Seek out every line containing the word "legend", and copy each.

========

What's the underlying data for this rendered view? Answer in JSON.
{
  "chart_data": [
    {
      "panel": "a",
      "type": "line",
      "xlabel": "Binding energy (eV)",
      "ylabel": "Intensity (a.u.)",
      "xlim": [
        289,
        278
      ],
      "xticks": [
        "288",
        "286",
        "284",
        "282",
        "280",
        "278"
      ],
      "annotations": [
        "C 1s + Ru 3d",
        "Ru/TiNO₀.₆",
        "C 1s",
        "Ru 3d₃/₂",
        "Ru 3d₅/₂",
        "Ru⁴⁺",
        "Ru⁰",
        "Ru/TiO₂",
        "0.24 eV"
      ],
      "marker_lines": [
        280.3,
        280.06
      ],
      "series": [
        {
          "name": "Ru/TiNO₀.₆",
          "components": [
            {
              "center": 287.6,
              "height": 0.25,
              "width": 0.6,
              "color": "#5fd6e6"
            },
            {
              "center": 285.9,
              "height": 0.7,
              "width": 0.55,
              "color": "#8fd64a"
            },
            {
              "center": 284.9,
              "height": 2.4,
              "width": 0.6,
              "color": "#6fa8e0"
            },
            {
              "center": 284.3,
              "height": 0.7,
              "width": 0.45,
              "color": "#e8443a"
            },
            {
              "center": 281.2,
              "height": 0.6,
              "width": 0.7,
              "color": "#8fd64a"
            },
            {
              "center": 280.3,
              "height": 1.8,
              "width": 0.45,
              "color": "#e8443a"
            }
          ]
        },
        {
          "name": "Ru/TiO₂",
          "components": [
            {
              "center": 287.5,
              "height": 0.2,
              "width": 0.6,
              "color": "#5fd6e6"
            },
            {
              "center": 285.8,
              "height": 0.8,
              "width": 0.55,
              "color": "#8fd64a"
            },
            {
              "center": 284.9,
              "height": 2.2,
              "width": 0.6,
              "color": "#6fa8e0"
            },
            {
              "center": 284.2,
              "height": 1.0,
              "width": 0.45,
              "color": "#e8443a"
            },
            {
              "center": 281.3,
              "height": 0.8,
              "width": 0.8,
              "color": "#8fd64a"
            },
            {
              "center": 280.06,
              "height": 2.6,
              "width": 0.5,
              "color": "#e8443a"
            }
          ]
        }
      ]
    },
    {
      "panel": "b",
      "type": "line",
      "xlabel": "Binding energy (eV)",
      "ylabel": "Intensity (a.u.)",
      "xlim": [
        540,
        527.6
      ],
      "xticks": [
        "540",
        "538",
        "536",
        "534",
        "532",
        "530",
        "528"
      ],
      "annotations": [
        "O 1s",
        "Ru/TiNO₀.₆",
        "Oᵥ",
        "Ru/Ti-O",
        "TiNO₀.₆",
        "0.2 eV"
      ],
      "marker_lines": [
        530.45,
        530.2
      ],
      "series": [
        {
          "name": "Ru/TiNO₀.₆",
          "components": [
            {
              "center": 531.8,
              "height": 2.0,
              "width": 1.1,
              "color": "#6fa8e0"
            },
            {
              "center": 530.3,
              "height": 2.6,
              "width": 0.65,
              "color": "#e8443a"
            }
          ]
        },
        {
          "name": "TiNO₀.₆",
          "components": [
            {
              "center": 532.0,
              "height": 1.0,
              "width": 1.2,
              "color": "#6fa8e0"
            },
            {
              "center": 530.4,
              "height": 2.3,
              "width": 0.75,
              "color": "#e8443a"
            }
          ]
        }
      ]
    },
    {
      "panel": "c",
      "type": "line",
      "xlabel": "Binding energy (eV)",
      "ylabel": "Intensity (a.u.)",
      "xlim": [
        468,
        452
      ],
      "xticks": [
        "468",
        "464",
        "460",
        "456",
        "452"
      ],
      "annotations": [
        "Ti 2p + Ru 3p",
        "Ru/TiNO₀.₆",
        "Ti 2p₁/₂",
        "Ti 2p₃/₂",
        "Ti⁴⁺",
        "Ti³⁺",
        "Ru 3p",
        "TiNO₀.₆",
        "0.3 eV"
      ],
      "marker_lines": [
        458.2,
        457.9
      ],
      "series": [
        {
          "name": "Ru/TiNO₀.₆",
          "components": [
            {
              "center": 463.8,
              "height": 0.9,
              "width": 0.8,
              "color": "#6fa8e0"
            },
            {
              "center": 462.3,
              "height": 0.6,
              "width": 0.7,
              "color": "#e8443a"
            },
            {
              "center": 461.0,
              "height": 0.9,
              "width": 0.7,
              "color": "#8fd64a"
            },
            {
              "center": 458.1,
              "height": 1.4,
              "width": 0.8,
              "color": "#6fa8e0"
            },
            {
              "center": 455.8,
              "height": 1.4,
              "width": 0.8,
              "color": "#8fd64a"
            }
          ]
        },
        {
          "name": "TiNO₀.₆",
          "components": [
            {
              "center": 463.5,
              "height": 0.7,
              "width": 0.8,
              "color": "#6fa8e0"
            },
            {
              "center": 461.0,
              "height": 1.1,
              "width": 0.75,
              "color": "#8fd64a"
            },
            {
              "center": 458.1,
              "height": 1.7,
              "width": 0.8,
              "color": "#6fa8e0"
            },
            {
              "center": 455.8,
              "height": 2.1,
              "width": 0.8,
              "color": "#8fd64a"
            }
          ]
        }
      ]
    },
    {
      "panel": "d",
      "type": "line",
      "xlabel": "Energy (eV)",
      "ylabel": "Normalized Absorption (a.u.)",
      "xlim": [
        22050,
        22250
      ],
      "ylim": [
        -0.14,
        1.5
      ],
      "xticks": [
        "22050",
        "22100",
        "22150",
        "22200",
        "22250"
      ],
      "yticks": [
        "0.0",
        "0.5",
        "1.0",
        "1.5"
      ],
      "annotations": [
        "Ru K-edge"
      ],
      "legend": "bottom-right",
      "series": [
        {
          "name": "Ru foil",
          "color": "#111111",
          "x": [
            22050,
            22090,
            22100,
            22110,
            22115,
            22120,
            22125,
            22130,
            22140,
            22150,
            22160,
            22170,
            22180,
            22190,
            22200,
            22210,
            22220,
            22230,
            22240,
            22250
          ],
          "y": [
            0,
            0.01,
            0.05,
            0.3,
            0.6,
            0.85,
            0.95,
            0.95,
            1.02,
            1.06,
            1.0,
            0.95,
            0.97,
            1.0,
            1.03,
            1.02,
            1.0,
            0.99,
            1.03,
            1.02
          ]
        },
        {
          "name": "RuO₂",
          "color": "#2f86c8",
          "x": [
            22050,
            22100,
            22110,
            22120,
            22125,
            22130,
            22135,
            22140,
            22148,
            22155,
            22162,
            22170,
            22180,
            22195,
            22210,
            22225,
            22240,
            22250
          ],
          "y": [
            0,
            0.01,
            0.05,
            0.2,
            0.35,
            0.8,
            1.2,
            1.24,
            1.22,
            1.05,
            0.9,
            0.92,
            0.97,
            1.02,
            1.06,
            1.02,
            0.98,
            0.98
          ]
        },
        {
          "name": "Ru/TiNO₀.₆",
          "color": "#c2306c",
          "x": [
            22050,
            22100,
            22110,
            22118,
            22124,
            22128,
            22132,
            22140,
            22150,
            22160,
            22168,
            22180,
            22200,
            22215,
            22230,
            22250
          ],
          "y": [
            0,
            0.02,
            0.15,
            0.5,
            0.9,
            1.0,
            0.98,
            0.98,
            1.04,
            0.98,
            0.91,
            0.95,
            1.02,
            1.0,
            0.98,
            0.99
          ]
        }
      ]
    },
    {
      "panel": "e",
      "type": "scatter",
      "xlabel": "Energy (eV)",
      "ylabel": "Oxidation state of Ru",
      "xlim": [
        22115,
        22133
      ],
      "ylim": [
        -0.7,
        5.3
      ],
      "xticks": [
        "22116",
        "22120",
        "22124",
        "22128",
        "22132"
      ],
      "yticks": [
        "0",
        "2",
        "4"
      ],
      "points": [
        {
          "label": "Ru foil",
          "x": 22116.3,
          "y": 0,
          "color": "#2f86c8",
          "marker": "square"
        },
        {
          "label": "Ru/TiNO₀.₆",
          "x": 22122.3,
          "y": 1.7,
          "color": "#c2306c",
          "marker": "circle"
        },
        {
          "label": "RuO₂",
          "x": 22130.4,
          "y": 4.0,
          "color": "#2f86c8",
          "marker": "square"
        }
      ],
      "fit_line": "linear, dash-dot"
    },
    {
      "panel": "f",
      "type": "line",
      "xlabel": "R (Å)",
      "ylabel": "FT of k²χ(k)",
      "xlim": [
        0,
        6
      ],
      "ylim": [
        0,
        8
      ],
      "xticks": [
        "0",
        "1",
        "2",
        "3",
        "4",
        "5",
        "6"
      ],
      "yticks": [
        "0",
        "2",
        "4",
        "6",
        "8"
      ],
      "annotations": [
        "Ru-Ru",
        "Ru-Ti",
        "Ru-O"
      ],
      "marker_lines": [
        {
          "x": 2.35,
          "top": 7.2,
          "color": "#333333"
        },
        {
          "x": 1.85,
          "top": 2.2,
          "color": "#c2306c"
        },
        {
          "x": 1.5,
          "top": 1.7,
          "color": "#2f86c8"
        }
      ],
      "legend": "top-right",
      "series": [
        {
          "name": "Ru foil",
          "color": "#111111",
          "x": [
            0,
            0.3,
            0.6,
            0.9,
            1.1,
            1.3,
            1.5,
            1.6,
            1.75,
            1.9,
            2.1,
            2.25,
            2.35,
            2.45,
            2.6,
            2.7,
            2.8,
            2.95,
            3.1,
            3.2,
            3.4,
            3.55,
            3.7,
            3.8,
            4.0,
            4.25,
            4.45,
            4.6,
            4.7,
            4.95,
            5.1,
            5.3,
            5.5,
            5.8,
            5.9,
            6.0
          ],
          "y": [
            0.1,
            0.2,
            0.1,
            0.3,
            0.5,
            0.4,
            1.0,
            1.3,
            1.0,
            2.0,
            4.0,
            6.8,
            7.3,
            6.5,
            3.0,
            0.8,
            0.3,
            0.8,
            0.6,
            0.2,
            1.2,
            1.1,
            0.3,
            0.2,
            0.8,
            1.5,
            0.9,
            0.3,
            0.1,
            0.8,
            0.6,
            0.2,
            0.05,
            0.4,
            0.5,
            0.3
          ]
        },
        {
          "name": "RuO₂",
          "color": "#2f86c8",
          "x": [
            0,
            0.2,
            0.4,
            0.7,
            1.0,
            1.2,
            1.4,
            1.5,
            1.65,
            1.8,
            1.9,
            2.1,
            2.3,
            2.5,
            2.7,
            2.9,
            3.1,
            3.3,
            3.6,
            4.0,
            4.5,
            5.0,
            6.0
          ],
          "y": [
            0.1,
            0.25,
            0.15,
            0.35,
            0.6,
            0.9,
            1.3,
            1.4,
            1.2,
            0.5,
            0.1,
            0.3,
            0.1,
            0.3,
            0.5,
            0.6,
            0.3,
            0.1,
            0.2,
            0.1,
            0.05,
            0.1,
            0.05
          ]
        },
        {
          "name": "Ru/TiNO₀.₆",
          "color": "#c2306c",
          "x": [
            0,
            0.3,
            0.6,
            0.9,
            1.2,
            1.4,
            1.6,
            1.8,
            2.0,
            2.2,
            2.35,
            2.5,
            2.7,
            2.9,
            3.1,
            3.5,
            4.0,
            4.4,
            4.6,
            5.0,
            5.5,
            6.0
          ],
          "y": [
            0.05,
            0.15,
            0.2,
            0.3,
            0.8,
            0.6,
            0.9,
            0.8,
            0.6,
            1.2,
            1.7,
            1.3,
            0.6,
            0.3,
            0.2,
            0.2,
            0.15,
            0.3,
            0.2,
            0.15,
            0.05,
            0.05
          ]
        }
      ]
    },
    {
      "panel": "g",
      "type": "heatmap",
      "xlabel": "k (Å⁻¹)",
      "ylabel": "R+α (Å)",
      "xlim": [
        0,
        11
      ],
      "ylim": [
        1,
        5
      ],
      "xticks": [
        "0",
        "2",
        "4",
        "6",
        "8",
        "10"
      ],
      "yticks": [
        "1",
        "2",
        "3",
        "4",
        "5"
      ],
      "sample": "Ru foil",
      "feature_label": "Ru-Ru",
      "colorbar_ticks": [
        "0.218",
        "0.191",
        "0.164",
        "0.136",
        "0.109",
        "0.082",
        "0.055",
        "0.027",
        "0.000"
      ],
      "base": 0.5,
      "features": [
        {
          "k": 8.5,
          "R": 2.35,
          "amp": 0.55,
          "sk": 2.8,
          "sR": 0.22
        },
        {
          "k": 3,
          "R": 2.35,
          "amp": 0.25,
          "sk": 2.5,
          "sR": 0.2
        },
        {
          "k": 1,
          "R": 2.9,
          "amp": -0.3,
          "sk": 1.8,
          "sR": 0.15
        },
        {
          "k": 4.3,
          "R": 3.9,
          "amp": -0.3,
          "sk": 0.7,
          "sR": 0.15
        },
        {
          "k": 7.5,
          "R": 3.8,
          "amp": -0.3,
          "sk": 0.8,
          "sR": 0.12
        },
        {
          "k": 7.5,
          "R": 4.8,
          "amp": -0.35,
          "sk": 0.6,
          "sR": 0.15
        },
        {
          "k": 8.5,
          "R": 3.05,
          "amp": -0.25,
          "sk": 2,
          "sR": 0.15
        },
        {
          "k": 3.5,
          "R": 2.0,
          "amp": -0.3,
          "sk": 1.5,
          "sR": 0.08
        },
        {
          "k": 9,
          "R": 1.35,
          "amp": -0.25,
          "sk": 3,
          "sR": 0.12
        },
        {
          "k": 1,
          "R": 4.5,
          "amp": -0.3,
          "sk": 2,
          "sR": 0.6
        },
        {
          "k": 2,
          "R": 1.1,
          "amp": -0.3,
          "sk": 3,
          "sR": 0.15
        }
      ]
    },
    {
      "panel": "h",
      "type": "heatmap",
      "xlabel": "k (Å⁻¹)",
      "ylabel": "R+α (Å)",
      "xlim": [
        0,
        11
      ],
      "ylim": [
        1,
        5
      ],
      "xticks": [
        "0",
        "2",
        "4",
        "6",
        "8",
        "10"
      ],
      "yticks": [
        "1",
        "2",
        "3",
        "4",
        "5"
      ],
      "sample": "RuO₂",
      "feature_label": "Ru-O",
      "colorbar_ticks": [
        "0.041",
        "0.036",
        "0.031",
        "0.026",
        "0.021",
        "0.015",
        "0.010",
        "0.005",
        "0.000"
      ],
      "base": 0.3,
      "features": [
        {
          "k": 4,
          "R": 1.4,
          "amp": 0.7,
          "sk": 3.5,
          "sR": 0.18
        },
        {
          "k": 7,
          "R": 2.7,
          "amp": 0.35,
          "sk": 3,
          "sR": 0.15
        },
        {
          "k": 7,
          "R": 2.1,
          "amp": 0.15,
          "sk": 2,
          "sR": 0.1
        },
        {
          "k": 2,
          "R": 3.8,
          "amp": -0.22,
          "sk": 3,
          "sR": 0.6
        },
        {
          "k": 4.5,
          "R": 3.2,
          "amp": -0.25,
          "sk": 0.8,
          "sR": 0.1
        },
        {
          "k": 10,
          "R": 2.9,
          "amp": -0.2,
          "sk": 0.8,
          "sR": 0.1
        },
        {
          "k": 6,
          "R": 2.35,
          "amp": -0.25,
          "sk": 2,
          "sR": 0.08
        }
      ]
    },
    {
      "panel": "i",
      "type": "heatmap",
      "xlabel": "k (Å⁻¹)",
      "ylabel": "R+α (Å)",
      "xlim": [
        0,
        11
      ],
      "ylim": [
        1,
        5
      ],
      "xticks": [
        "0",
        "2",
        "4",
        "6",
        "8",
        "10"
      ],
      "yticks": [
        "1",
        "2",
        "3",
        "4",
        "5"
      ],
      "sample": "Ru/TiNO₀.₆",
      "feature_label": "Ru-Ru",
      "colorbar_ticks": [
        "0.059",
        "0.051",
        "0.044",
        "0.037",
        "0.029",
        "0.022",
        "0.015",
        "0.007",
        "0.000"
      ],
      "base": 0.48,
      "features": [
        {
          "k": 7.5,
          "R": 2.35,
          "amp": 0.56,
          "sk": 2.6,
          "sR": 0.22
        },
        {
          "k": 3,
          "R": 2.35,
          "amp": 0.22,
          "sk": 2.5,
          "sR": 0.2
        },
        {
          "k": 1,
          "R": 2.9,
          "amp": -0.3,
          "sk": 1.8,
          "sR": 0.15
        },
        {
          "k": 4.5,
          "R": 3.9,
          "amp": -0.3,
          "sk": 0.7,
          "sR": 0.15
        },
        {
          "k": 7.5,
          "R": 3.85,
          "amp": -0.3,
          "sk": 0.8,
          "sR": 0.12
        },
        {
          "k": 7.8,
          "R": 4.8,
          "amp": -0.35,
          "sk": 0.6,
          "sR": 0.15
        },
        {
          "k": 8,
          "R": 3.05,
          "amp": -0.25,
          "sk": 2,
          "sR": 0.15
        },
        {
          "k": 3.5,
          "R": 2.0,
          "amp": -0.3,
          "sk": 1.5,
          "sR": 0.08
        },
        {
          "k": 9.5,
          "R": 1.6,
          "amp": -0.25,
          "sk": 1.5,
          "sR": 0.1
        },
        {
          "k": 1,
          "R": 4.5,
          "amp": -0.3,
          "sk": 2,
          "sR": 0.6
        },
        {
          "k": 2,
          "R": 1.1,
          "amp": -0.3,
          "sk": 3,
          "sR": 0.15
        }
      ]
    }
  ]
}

========

_Exercise solution:_
      "legend": "bottom-right",
      "legend": "top-right",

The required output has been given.